*Your task*:
Copy every line of the records below, reproducing each one character for character.

*Records for the exercise*:

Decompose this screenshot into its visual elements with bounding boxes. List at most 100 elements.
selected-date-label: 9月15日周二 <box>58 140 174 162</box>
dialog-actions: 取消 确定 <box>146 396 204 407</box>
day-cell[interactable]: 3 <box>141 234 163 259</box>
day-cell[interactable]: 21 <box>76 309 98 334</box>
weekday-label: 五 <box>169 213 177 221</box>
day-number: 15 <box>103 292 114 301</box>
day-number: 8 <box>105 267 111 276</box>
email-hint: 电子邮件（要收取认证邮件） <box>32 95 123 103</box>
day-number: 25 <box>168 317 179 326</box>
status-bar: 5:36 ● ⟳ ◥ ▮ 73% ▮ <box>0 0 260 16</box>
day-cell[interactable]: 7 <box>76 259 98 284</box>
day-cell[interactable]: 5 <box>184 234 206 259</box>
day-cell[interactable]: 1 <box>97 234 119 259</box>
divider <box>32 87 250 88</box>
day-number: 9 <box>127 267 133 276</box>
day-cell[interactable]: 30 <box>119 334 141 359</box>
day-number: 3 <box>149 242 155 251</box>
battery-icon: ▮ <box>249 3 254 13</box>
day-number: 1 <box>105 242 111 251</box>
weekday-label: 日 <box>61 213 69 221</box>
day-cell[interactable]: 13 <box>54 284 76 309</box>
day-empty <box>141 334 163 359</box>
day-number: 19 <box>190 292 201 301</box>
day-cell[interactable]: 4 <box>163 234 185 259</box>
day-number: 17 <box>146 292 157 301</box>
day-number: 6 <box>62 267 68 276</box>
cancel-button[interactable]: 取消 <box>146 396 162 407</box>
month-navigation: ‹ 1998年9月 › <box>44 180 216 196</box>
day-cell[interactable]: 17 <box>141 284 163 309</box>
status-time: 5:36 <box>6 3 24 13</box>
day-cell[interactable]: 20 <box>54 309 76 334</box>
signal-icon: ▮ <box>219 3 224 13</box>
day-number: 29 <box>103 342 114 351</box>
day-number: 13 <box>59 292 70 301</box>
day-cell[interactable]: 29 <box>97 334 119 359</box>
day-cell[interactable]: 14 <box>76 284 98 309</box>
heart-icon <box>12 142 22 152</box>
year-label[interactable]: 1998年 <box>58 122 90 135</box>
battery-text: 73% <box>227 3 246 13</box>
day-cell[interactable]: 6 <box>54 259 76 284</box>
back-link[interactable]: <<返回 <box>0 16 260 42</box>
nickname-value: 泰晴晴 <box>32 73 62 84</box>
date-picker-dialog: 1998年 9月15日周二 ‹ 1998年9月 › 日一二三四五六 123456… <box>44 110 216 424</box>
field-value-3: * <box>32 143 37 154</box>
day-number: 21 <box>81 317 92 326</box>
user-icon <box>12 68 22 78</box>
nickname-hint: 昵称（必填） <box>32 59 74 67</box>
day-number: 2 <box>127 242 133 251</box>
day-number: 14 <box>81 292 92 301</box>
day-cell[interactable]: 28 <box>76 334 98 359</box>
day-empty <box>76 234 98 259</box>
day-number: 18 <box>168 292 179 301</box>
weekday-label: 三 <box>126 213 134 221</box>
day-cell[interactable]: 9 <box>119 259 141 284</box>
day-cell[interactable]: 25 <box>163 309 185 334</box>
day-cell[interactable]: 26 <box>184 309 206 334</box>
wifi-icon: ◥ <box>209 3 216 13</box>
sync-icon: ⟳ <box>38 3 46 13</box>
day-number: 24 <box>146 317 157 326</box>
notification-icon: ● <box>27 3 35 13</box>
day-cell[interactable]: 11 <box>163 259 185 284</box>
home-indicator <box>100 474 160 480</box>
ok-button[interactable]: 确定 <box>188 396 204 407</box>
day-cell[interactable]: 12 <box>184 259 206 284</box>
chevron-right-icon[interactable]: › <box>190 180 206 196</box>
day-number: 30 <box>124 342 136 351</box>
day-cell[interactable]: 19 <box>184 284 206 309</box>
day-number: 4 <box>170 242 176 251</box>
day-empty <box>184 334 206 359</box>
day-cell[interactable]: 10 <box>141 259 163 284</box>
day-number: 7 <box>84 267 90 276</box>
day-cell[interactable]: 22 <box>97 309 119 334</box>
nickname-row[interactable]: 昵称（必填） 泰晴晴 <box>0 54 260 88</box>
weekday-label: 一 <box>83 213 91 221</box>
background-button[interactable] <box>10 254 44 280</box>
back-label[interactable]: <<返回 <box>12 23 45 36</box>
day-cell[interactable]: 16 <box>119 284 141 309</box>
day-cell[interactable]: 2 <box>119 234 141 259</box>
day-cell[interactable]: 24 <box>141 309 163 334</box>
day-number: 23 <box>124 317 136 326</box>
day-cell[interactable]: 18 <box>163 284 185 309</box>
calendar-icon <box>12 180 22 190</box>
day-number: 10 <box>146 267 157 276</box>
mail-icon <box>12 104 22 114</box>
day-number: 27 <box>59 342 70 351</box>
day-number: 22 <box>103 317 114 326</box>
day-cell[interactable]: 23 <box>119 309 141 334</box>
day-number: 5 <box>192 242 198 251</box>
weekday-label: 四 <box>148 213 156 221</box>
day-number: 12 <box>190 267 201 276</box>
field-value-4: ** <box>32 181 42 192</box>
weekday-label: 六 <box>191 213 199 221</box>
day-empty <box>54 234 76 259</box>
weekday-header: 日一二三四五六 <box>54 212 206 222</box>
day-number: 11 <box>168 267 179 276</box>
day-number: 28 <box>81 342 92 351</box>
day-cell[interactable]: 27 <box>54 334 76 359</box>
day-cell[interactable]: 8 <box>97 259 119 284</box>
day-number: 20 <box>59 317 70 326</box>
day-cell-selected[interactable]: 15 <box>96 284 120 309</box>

*Result of this task*:
Decompose this screenshot into its visual elements with bounding boxes. List at most 100 elements.
selected-date-label: 9月15日周二 <box>58 140 174 162</box>
dialog-actions: 取消 确定 <box>146 396 204 407</box>
day-cell[interactable]: 3 <box>141 234 163 259</box>
day-cell[interactable]: 21 <box>76 309 98 334</box>
weekday-label: 五 <box>169 213 177 221</box>
day-number: 15 <box>103 292 114 301</box>
day-number: 8 <box>105 267 111 276</box>
email-hint: 电子邮件（要收取认证邮件） <box>32 95 123 103</box>
day-number: 25 <box>168 317 179 326</box>
status-bar: 5:36 ● ⟳ ◥ ▮ 73% ▮ <box>0 0 260 16</box>
day-cell[interactable]: 7 <box>76 259 98 284</box>
day-cell[interactable]: 5 <box>184 234 206 259</box>
day-cell[interactable]: 1 <box>97 234 119 259</box>
divider <box>32 87 250 88</box>
day-number: 9 <box>127 267 133 276</box>
day-cell[interactable]: 30 <box>119 334 141 359</box>
day-number: 3 <box>149 242 155 251</box>
battery-icon: ▮ <box>249 3 254 13</box>
day-number: 1 <box>105 242 111 251</box>
weekday-label: 日 <box>61 213 69 221</box>
day-cell[interactable]: 13 <box>54 284 76 309</box>
day-empty <box>141 334 163 359</box>
day-number: 19 <box>190 292 201 301</box>
day-cell[interactable]: 4 <box>163 234 185 259</box>
day-number: 17 <box>146 292 157 301</box>
day-number: 6 <box>62 267 68 276</box>
cancel-button[interactable]: 取消 <box>146 396 162 407</box>
month-navigation: ‹ 1998年9月 › <box>44 180 216 196</box>
day-cell[interactable]: 17 <box>141 284 163 309</box>
status-time: 5:36 <box>6 3 24 13</box>
day-cell[interactable]: 20 <box>54 309 76 334</box>
signal-icon: ▮ <box>219 3 224 13</box>
day-number: 29 <box>103 342 114 351</box>
day-number: 13 <box>59 292 70 301</box>
day-cell[interactable]: 29 <box>97 334 119 359</box>
day-cell[interactable]: 14 <box>76 284 98 309</box>
heart-icon <box>12 142 22 152</box>
year-label[interactable]: 1998年 <box>58 122 90 135</box>
battery-text: 73% <box>227 3 246 13</box>
day-cell[interactable]: 6 <box>54 259 76 284</box>
back-link[interactable]: <<返回 <box>0 16 260 42</box>
nickname-value: 泰晴晴 <box>32 73 62 84</box>
date-picker-dialog: 1998年 9月15日周二 ‹ 1998年9月 › 日一二三四五六 123456… <box>44 110 216 424</box>
field-value-3: * <box>32 143 37 154</box>
day-number: 21 <box>81 317 92 326</box>
user-icon <box>12 68 22 78</box>
nickname-hint: 昵称（必填） <box>32 59 74 67</box>
day-number: 2 <box>127 242 133 251</box>
day-number: 14 <box>81 292 92 301</box>
day-cell[interactable]: 28 <box>76 334 98 359</box>
day-empty <box>76 234 98 259</box>
day-number: 18 <box>168 292 179 301</box>
weekday-label: 三 <box>126 213 134 221</box>
day-cell[interactable]: 9 <box>119 259 141 284</box>
day-cell[interactable]: 25 <box>163 309 185 334</box>
day-cell[interactable]: 26 <box>184 309 206 334</box>
wifi-icon: ◥ <box>209 3 216 13</box>
sync-icon: ⟳ <box>38 3 46 13</box>
day-number: 24 <box>146 317 157 326</box>
notification-icon: ● <box>27 3 35 13</box>
day-cell[interactable]: 11 <box>163 259 185 284</box>
home-indicator <box>100 474 160 480</box>
ok-button[interactable]: 确定 <box>188 396 204 407</box>
day-cell[interactable]: 12 <box>184 259 206 284</box>
chevron-right-icon[interactable]: › <box>190 180 206 196</box>
day-number: 30 <box>124 342 136 351</box>
day-cell[interactable]: 19 <box>184 284 206 309</box>
day-number: 4 <box>170 242 176 251</box>
day-empty <box>184 334 206 359</box>
day-cell[interactable]: 10 <box>141 259 163 284</box>
day-number: 7 <box>84 267 90 276</box>
day-cell[interactable]: 22 <box>97 309 119 334</box>
nickname-row[interactable]: 昵称（必填） 泰晴晴 <box>0 54 260 88</box>
weekday-label: 一 <box>83 213 91 221</box>
background-button[interactable] <box>10 254 44 280</box>
back-label[interactable]: <<返回 <box>12 23 45 36</box>
day-cell[interactable]: 16 <box>119 284 141 309</box>
day-cell[interactable]: 2 <box>119 234 141 259</box>
day-cell[interactable]: 24 <box>141 309 163 334</box>
day-number: 23 <box>124 317 136 326</box>
day-cell[interactable]: 18 <box>163 284 185 309</box>
calendar-icon <box>12 180 22 190</box>
day-number: 10 <box>146 267 157 276</box>
mail-icon <box>12 104 22 114</box>
day-number: 27 <box>59 342 70 351</box>
day-number: 22 <box>103 317 114 326</box>
day-cell[interactable]: 23 <box>119 309 141 334</box>
day-number: 5 <box>192 242 198 251</box>
weekday-label: 四 <box>148 213 156 221</box>
day-number: 12 <box>190 267 201 276</box>
field-value-4: ** <box>32 181 42 192</box>
weekday-label: 六 <box>191 213 199 221</box>
day-empty <box>54 234 76 259</box>
weekday-header: 日一二三四五六 <box>54 212 206 222</box>
day-number: 11 <box>168 267 179 276</box>
day-number: 28 <box>81 342 92 351</box>
day-cell[interactable]: 27 <box>54 334 76 359</box>
day-cell[interactable]: 8 <box>97 259 119 284</box>
day-number: 20 <box>59 317 70 326</box>
day-cell-selected[interactable]: 15 <box>96 284 120 309</box>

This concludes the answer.